[Begin TASK INPUTS]

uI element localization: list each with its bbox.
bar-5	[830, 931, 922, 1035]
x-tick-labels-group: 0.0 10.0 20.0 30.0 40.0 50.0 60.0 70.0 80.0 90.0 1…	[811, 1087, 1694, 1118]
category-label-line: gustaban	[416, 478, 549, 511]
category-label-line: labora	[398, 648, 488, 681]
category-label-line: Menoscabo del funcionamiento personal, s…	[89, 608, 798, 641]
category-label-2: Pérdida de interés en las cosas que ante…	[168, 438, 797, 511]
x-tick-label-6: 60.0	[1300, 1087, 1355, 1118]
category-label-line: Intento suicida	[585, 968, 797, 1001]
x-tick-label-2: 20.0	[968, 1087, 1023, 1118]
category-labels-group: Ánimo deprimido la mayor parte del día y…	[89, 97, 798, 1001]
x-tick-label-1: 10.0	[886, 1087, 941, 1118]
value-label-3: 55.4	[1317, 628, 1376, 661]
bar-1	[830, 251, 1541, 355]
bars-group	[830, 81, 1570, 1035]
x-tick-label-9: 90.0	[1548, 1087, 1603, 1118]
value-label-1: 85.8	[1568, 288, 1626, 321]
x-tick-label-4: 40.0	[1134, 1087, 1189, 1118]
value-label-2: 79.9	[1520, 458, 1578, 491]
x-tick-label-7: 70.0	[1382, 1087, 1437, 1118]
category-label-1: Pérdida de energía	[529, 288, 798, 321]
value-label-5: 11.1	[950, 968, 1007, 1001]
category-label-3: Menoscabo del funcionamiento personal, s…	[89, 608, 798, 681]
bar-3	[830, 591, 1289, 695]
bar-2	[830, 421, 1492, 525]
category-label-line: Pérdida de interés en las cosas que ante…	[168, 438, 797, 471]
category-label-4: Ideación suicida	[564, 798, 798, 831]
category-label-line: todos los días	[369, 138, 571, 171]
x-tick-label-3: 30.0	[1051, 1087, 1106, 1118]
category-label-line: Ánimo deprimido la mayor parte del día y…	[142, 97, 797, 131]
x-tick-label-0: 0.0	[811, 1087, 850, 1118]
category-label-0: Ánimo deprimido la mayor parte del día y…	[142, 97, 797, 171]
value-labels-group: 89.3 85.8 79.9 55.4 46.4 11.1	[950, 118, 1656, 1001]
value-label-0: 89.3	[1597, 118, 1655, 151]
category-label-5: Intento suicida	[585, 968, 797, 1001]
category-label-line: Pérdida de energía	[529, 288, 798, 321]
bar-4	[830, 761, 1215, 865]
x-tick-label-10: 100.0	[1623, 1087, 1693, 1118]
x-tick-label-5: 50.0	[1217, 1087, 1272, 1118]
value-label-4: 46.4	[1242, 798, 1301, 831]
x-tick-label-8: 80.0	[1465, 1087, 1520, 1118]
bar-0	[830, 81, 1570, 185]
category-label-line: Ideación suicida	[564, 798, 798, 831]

[End TASK INPUTS]

* **GOAL**
Copy every line of the records above, reproducing each character without change.

* **EXERCISE RESULT**
uI element localization: list each with its bbox.
bar-5	[830, 931, 922, 1035]
x-tick-labels-group: 0.0 10.0 20.0 30.0 40.0 50.0 60.0 70.0 80.0 90.0 1…	[811, 1087, 1694, 1118]
category-label-line: gustaban	[416, 478, 549, 511]
category-label-line: labora	[398, 648, 488, 681]
category-label-line: Menoscabo del funcionamiento personal, s…	[89, 608, 798, 641]
category-label-2: Pérdida de interés en las cosas que ante…	[168, 438, 797, 511]
x-tick-label-6: 60.0	[1300, 1087, 1355, 1118]
category-label-line: Intento suicida	[585, 968, 797, 1001]
x-tick-label-2: 20.0	[968, 1087, 1023, 1118]
category-labels-group: Ánimo deprimido la mayor parte del día y…	[89, 97, 798, 1001]
x-tick-label-1: 10.0	[886, 1087, 941, 1118]
value-label-3: 55.4	[1317, 628, 1376, 661]
bar-1	[830, 251, 1541, 355]
bars-group	[830, 81, 1570, 1035]
x-tick-label-9: 90.0	[1548, 1087, 1603, 1118]
value-label-1: 85.8	[1568, 288, 1626, 321]
x-tick-label-4: 40.0	[1134, 1087, 1189, 1118]
value-label-2: 79.9	[1520, 458, 1578, 491]
x-tick-label-7: 70.0	[1382, 1087, 1437, 1118]
category-label-1: Pérdida de energía	[529, 288, 798, 321]
value-label-5: 11.1	[950, 968, 1007, 1001]
category-label-3: Menoscabo del funcionamiento personal, s…	[89, 608, 798, 681]
bar-3	[830, 591, 1289, 695]
bar-2	[830, 421, 1492, 525]
category-label-line: Pérdida de interés en las cosas que ante…	[168, 438, 797, 471]
category-label-4: Ideación suicida	[564, 798, 798, 831]
category-label-line: todos los días	[369, 138, 571, 171]
x-tick-label-3: 30.0	[1051, 1087, 1106, 1118]
category-label-line: Ánimo deprimido la mayor parte del día y…	[142, 97, 797, 131]
x-tick-label-0: 0.0	[811, 1087, 850, 1118]
category-label-0: Ánimo deprimido la mayor parte del día y…	[142, 97, 797, 171]
value-labels-group: 89.3 85.8 79.9 55.4 46.4 11.1	[950, 118, 1656, 1001]
value-label-0: 89.3	[1597, 118, 1655, 151]
category-label-5: Intento suicida	[585, 968, 797, 1001]
category-label-line: Pérdida de energía	[529, 288, 798, 321]
bar-4	[830, 761, 1215, 865]
x-tick-label-10: 100.0	[1623, 1087, 1693, 1118]
x-tick-label-5: 50.0	[1217, 1087, 1272, 1118]
value-label-4: 46.4	[1242, 798, 1301, 831]
x-tick-label-8: 80.0	[1465, 1087, 1520, 1118]
bar-0	[830, 81, 1570, 185]
category-label-line: Ideación suicida	[564, 798, 798, 831]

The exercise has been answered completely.